▶ Problem statement
Show every line from the data below that includes "nutrient".

______________________________

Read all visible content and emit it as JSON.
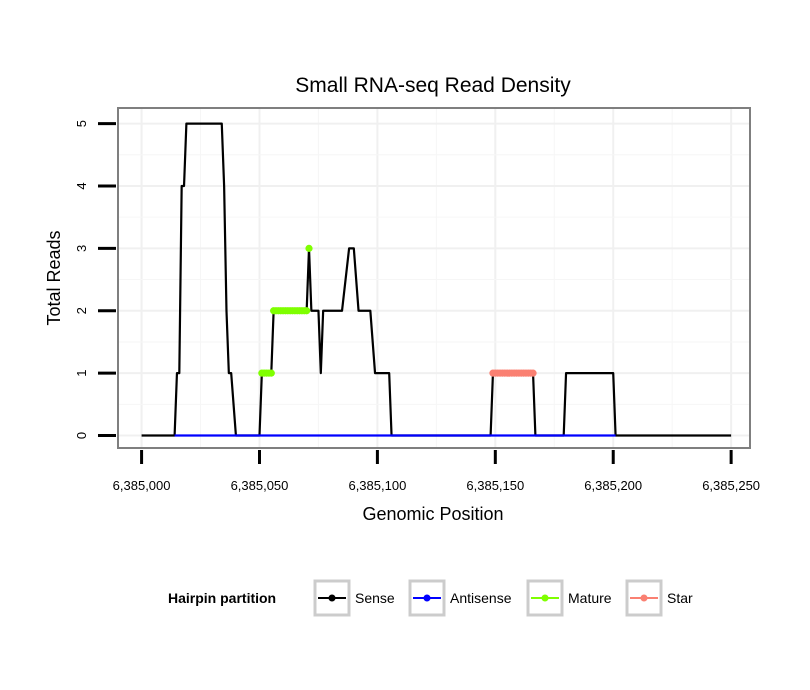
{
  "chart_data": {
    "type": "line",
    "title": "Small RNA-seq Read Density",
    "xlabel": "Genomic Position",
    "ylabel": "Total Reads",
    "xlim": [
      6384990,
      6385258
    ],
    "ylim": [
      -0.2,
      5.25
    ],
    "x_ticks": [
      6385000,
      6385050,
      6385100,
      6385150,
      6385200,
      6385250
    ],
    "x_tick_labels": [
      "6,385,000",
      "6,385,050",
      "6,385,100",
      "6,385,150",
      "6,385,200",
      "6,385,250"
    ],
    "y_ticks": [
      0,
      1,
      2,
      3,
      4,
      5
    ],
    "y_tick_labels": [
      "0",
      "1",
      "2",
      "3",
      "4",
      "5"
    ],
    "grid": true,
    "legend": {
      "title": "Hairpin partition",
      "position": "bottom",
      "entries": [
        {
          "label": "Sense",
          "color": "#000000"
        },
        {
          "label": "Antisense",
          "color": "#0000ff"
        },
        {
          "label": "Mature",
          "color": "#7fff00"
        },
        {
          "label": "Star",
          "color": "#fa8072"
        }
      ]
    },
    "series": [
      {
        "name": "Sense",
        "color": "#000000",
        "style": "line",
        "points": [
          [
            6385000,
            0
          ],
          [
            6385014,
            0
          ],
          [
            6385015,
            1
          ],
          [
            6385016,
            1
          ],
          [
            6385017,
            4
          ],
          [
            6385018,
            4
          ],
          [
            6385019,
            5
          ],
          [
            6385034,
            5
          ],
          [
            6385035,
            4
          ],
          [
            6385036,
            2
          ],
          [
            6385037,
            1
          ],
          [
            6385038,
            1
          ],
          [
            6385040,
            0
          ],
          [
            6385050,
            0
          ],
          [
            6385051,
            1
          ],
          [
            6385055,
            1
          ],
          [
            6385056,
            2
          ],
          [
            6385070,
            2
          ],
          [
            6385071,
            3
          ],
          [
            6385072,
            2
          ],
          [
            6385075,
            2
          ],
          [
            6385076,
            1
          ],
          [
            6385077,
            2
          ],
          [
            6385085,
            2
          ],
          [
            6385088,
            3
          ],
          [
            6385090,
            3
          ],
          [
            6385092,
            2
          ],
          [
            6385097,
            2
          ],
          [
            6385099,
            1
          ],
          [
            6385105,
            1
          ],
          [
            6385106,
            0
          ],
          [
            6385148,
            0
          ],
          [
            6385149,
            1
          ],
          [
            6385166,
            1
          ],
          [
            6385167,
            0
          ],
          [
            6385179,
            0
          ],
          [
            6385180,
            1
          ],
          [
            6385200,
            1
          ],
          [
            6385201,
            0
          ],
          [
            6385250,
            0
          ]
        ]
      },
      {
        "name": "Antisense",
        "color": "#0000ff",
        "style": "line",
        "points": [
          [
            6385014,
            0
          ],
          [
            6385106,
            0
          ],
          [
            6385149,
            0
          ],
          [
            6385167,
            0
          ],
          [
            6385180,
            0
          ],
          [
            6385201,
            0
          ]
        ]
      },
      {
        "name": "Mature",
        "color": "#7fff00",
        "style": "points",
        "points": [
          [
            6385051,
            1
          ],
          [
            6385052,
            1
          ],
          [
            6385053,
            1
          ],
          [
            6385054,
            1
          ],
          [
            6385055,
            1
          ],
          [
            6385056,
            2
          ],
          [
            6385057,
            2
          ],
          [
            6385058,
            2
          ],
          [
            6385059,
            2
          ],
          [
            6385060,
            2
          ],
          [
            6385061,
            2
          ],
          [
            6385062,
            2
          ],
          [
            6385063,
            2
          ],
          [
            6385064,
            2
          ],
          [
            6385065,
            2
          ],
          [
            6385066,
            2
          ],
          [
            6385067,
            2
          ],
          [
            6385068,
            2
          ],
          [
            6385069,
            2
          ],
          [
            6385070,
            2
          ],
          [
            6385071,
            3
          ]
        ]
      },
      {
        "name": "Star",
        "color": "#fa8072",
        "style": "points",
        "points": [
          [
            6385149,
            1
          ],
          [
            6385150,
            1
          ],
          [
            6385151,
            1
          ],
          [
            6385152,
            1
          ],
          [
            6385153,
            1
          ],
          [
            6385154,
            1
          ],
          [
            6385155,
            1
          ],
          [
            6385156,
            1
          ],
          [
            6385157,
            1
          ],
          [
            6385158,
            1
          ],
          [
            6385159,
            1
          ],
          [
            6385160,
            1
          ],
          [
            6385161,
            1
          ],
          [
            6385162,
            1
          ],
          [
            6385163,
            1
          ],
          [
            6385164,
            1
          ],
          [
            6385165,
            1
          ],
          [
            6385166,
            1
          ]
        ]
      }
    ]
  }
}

______________________________

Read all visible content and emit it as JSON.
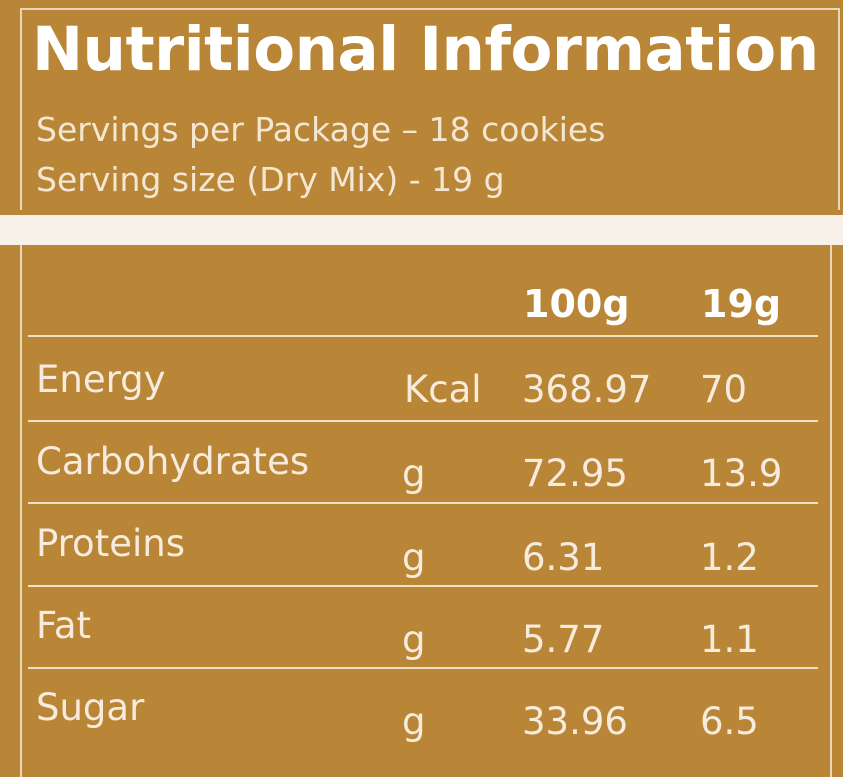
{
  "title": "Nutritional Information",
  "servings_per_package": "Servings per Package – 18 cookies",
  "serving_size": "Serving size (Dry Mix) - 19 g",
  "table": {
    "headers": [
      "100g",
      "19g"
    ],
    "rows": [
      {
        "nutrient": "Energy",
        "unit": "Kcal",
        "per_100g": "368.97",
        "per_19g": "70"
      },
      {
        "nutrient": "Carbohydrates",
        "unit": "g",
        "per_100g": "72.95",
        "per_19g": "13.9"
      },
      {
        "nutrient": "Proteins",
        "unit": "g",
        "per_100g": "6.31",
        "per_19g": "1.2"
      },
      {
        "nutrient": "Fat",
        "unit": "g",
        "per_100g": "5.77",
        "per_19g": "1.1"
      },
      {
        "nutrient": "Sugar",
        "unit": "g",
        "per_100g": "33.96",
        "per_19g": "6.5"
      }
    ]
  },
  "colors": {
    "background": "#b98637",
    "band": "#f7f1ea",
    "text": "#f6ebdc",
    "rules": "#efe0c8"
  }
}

______________________________

▶ Written answer
        "nutrient": "Energy",
        "nutrient": "Carbohydrates",
        "nutrient": "Proteins",
        "nutrient": "Fat",
        "nutrient": "Sugar",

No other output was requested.